### Stored data
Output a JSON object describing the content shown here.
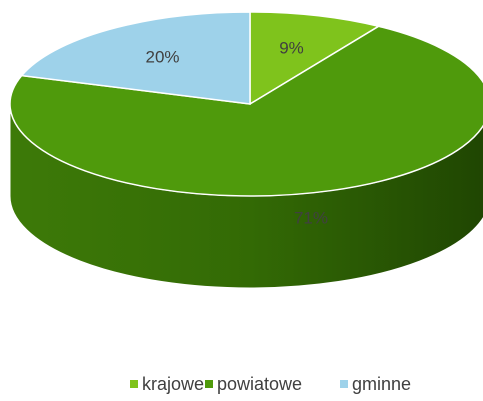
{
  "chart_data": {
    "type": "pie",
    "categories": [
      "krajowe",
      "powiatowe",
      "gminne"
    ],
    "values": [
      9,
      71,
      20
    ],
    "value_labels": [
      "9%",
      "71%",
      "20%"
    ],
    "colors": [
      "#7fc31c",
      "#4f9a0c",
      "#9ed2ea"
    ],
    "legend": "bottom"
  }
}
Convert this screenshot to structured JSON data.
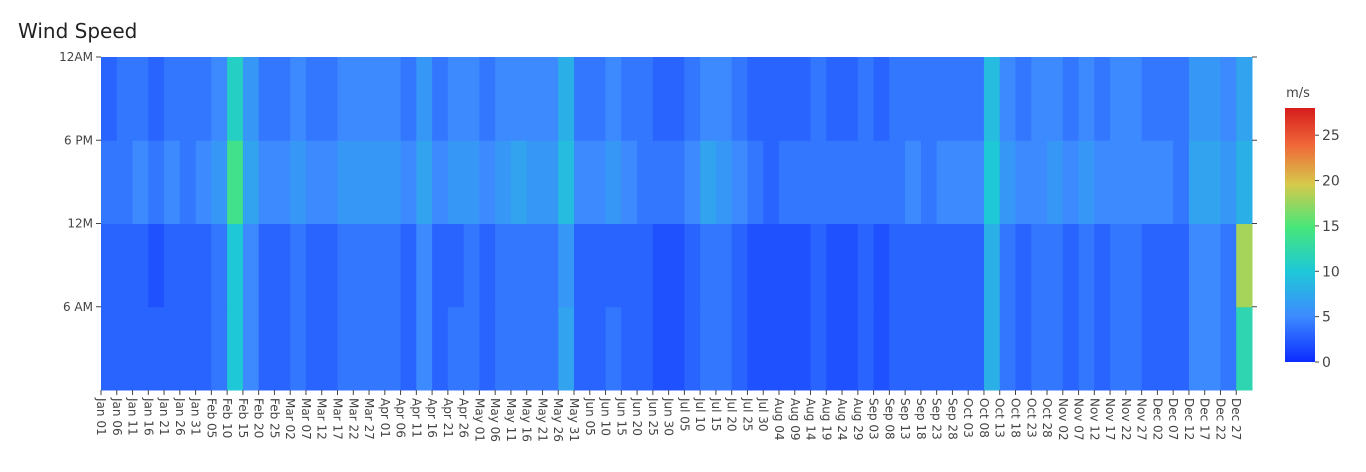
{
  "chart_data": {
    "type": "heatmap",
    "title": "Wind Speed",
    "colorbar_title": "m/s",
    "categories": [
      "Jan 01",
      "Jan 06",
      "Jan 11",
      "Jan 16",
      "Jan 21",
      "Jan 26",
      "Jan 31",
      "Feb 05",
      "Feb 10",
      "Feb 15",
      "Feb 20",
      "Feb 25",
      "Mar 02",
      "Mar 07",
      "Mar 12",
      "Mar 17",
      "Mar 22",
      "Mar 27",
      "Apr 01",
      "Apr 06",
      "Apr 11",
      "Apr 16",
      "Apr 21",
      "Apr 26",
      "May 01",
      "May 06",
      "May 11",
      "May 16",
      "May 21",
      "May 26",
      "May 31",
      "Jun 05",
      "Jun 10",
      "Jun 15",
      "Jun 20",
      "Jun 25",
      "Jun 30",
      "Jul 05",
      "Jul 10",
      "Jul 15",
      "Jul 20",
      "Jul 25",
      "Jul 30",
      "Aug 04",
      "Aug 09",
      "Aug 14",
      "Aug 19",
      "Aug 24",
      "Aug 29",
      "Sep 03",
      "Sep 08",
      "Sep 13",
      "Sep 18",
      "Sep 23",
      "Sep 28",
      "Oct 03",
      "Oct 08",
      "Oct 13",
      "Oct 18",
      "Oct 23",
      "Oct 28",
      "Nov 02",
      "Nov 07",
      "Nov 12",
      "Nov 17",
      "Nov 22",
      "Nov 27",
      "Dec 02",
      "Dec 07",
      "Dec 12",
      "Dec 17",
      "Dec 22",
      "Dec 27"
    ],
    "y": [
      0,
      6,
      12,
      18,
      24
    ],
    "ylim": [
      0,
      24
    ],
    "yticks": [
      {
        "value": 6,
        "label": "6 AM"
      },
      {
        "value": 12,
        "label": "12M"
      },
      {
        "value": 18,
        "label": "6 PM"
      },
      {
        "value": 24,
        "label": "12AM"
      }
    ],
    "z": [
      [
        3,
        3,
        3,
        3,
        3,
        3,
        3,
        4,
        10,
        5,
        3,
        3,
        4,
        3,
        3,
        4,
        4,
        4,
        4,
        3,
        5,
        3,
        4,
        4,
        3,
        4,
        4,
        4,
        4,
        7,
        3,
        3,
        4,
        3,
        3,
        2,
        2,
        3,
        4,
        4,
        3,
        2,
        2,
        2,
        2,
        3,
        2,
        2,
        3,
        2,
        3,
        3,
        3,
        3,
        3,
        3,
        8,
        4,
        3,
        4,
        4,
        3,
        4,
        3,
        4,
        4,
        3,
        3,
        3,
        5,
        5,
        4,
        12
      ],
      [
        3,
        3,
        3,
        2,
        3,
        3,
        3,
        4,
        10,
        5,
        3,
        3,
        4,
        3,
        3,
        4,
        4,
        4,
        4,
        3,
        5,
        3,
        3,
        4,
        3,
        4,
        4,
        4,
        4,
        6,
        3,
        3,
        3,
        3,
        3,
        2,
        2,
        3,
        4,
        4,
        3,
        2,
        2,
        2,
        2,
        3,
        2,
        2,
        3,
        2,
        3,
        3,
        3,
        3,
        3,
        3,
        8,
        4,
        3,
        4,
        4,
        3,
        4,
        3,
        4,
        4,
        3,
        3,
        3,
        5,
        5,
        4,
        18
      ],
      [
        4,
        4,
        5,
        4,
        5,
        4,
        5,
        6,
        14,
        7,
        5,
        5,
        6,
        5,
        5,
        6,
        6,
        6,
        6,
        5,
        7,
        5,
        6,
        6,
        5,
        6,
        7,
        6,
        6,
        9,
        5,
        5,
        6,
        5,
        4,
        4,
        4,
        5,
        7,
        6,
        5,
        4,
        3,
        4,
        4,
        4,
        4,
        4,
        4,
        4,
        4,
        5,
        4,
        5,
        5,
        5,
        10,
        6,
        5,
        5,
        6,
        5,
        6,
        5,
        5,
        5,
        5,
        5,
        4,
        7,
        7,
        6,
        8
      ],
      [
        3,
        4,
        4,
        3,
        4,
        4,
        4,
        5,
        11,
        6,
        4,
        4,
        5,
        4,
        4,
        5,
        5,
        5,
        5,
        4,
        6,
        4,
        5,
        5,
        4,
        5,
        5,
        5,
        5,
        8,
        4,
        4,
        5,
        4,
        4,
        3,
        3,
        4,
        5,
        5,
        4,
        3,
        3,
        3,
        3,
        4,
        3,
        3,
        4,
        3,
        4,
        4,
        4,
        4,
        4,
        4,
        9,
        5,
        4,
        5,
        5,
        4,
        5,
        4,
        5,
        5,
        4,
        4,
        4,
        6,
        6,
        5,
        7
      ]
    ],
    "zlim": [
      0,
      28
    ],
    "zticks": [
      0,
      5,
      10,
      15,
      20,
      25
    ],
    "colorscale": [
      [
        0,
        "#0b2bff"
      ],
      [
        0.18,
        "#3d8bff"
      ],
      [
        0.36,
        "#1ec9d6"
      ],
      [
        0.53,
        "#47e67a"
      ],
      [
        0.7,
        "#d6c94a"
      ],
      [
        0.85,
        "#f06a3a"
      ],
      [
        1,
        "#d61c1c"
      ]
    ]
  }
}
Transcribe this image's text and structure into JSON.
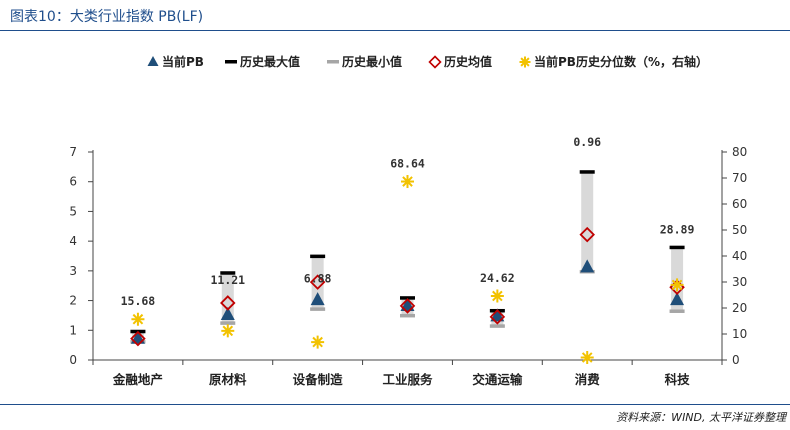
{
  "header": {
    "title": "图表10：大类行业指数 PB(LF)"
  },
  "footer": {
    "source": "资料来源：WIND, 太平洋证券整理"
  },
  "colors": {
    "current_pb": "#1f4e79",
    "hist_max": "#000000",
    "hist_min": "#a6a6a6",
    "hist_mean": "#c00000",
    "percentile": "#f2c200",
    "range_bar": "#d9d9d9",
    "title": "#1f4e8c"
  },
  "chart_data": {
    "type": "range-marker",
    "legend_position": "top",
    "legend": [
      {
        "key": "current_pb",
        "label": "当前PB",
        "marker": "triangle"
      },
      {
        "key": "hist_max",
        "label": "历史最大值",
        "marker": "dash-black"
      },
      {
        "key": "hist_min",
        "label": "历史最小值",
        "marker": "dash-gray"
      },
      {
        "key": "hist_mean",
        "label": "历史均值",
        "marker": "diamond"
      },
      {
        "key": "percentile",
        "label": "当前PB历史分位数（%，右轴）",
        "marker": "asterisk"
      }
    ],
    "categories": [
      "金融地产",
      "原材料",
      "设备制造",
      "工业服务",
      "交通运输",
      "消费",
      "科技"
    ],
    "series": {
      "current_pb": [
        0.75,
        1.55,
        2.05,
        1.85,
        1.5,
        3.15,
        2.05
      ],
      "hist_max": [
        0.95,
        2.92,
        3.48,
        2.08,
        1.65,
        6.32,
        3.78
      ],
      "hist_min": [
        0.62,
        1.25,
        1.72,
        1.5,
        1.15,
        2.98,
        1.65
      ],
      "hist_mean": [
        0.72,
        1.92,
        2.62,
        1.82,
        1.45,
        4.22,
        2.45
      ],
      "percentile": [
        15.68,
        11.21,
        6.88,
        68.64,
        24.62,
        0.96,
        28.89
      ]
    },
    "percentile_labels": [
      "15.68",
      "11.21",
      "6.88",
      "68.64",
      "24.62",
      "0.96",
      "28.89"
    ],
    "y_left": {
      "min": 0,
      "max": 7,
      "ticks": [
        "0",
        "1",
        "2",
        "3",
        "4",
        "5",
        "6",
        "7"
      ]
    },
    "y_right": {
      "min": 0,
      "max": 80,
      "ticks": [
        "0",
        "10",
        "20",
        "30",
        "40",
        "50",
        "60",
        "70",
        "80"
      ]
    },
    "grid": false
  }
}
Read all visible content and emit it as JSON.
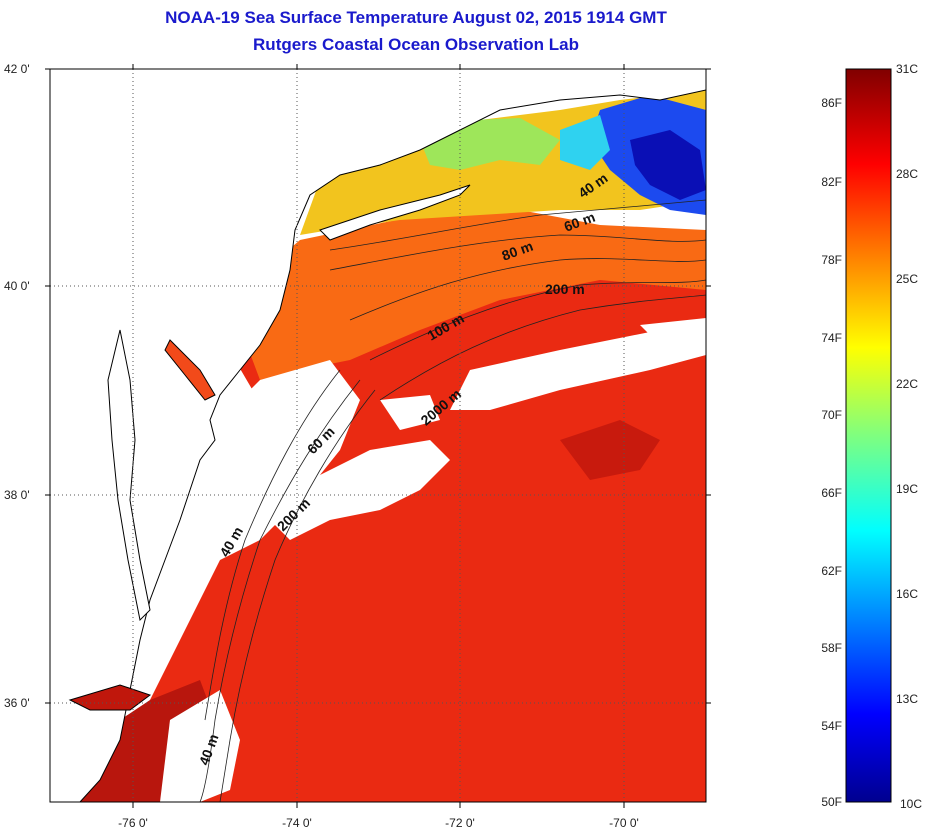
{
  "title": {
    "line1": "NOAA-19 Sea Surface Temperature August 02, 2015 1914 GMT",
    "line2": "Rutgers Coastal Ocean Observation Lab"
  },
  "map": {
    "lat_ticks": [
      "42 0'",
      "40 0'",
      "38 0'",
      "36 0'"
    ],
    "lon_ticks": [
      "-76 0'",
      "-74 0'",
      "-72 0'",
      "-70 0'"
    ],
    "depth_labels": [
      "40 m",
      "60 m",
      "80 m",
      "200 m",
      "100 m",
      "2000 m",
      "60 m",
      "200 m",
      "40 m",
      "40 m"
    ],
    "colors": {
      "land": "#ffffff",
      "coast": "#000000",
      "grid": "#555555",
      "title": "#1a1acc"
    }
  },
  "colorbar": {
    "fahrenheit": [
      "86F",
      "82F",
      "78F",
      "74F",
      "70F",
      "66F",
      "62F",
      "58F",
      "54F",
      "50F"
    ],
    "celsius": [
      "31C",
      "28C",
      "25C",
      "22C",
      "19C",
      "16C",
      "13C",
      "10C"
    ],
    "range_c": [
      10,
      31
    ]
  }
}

### Objective
Scan the records above for the string "marker", then select every line that holds it.

### Result of the exercise
    "type": "range-marker",
        "marker": "triangle"
        "marker": "dash-black"
        "marker": "dash-gray"
        "marker": "diamond"
        "marker": "asterisk"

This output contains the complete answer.